Requirements → Find each line with the word "success" in it, then give the total alone.

Dataset extract →

*-*-*

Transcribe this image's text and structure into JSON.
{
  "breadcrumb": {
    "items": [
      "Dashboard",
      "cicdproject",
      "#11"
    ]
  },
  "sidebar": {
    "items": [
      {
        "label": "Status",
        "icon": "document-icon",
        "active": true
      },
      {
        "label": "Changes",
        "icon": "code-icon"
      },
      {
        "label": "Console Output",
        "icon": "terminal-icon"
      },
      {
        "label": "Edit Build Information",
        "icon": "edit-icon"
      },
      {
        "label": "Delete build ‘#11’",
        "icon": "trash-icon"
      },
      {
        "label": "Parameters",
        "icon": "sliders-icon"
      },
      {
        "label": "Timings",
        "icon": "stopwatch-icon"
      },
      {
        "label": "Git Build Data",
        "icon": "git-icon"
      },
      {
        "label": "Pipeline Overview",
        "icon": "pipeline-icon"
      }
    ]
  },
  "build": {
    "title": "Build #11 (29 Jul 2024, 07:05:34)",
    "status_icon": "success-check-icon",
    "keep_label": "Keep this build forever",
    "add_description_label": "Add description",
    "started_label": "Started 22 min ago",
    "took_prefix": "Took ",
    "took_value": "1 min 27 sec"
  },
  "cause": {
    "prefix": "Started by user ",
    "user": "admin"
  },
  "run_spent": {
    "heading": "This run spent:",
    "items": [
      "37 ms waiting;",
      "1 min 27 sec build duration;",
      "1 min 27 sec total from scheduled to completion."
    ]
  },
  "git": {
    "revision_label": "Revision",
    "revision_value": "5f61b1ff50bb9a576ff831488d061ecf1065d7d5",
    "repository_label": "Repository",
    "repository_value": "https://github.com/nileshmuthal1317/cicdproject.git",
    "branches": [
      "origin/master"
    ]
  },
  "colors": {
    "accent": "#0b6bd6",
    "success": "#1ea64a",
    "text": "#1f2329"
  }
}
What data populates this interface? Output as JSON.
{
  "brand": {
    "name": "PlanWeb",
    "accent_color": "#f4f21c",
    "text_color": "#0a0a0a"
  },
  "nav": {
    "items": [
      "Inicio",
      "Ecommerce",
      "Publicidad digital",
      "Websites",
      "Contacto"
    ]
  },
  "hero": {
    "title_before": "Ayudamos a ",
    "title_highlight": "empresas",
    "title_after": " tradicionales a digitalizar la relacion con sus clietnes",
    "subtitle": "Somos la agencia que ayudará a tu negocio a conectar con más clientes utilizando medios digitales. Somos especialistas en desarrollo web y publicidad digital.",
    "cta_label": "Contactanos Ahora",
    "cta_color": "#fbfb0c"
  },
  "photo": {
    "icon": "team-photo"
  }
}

*-*-*

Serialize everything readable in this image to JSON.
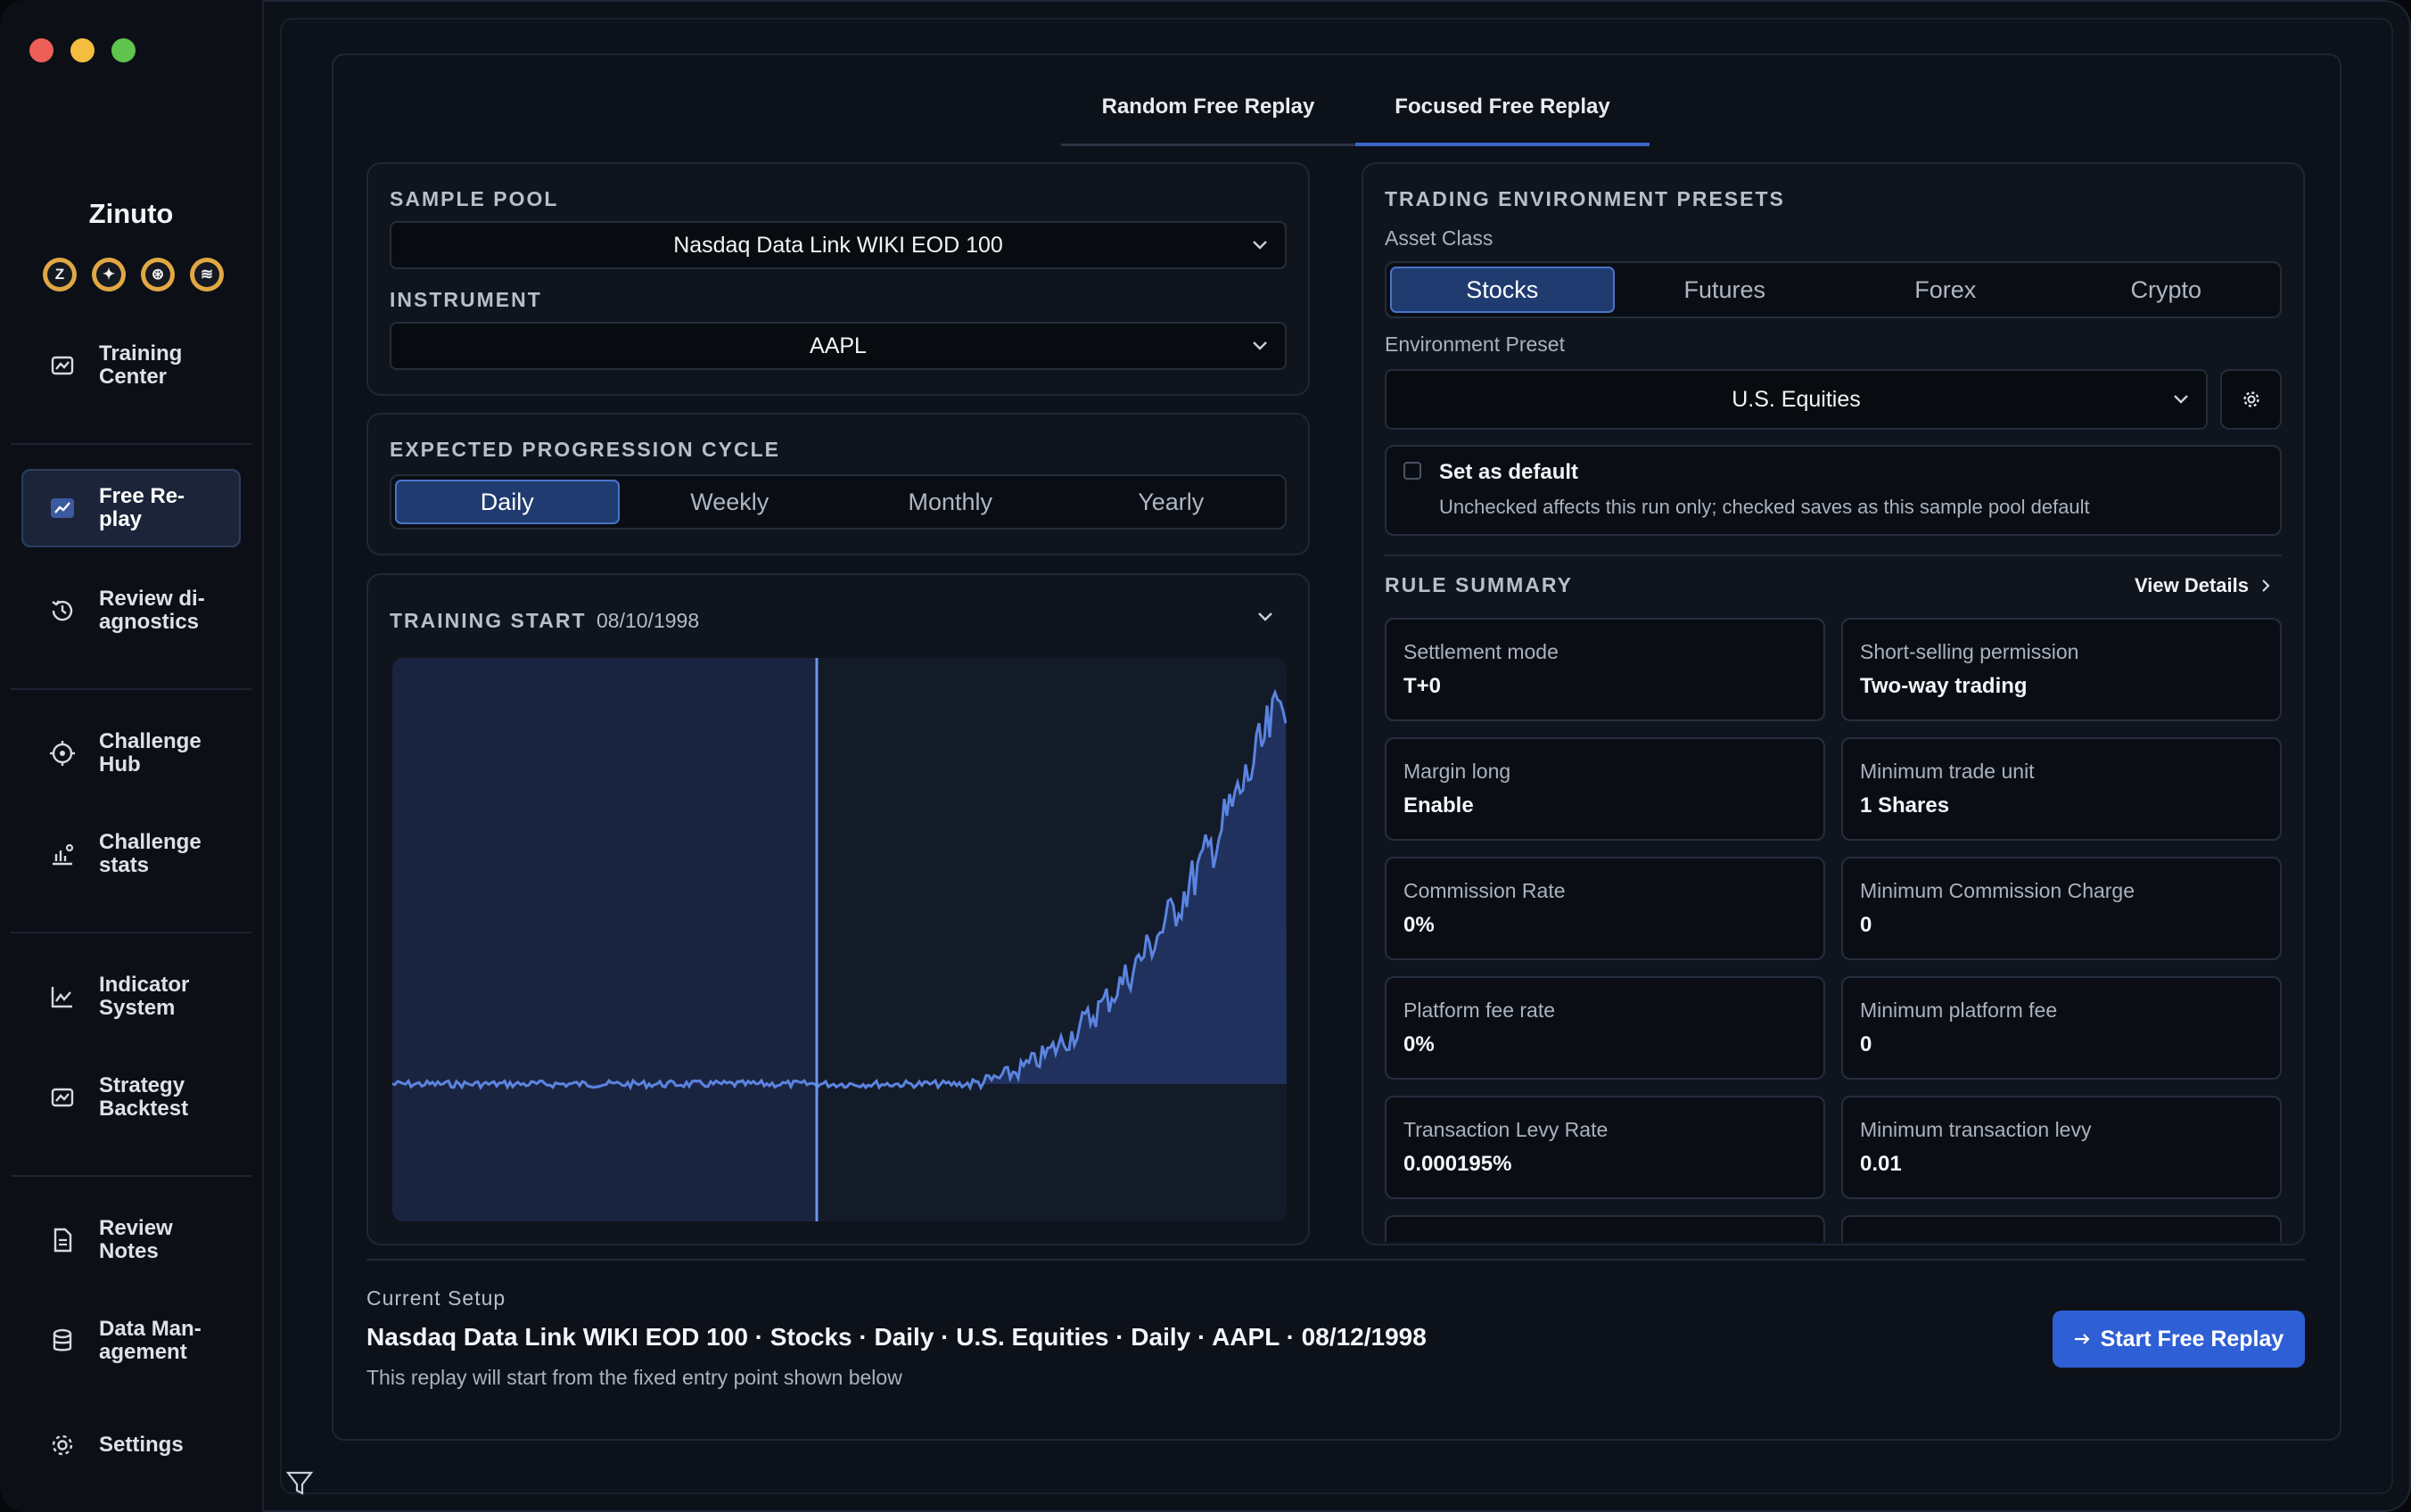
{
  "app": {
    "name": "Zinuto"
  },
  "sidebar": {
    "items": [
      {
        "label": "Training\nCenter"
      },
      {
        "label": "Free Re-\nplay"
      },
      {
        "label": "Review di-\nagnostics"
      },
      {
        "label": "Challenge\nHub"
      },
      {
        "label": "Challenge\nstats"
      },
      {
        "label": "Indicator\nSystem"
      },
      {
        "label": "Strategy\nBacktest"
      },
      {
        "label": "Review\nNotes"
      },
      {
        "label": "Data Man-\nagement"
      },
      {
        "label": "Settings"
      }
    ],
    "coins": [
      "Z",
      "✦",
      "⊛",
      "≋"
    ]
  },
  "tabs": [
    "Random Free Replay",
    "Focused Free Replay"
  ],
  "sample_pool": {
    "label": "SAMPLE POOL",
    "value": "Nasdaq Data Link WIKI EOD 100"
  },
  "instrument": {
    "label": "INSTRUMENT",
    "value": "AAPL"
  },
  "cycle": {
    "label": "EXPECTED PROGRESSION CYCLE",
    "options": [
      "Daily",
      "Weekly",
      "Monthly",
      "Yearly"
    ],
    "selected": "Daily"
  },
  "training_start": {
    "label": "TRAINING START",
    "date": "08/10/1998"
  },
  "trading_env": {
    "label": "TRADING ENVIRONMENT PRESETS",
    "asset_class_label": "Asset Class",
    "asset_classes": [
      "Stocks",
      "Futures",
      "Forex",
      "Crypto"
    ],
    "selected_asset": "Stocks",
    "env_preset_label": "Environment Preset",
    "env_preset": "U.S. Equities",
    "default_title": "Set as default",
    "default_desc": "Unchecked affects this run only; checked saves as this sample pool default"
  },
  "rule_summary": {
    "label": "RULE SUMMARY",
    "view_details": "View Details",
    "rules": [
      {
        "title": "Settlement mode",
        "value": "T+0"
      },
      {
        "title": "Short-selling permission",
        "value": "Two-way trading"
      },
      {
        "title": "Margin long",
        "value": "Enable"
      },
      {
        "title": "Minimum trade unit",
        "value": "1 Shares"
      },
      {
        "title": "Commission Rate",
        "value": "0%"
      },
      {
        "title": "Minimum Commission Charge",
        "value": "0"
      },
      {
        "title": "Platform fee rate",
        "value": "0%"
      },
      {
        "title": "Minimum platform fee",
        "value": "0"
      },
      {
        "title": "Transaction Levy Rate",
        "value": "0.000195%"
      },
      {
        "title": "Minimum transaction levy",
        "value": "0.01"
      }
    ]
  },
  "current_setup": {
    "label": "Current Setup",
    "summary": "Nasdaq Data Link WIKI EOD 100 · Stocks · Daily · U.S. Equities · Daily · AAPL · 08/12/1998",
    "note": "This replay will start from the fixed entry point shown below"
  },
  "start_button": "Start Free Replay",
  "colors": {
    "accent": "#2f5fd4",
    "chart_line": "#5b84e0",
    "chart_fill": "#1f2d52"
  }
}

*-*-*

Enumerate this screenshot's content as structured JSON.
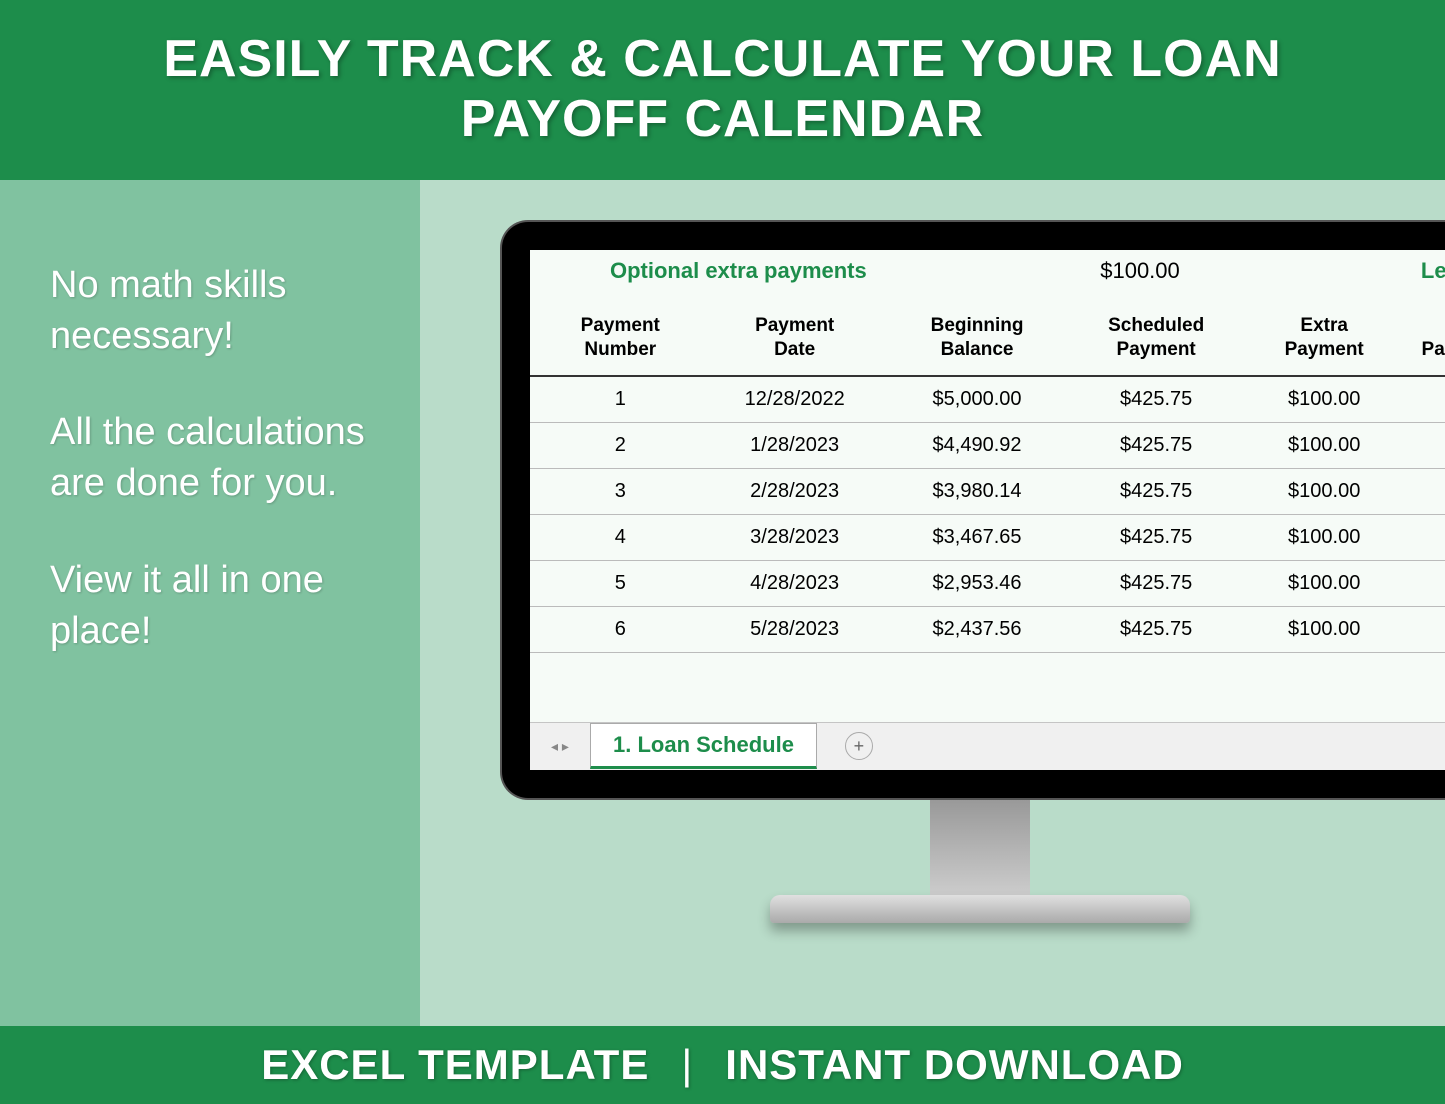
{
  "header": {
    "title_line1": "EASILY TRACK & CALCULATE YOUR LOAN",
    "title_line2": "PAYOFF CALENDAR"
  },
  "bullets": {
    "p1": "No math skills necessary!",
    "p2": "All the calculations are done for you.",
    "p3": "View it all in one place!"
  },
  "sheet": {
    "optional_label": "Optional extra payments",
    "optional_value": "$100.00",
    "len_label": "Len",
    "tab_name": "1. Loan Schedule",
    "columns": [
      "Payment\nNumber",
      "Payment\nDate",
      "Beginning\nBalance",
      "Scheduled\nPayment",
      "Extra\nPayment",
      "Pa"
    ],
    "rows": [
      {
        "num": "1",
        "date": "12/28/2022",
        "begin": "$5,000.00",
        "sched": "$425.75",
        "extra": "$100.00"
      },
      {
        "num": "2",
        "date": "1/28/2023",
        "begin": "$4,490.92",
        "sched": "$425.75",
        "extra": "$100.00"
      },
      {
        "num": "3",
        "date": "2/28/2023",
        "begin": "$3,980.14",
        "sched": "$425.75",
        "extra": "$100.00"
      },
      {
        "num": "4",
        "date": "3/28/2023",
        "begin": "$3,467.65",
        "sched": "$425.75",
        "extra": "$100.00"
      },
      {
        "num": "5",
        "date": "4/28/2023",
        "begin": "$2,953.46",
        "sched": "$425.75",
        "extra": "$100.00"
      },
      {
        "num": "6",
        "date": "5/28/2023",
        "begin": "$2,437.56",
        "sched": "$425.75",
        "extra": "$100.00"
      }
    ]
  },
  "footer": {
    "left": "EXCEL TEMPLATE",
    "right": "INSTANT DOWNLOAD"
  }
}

*-*-*

Expected answer → 2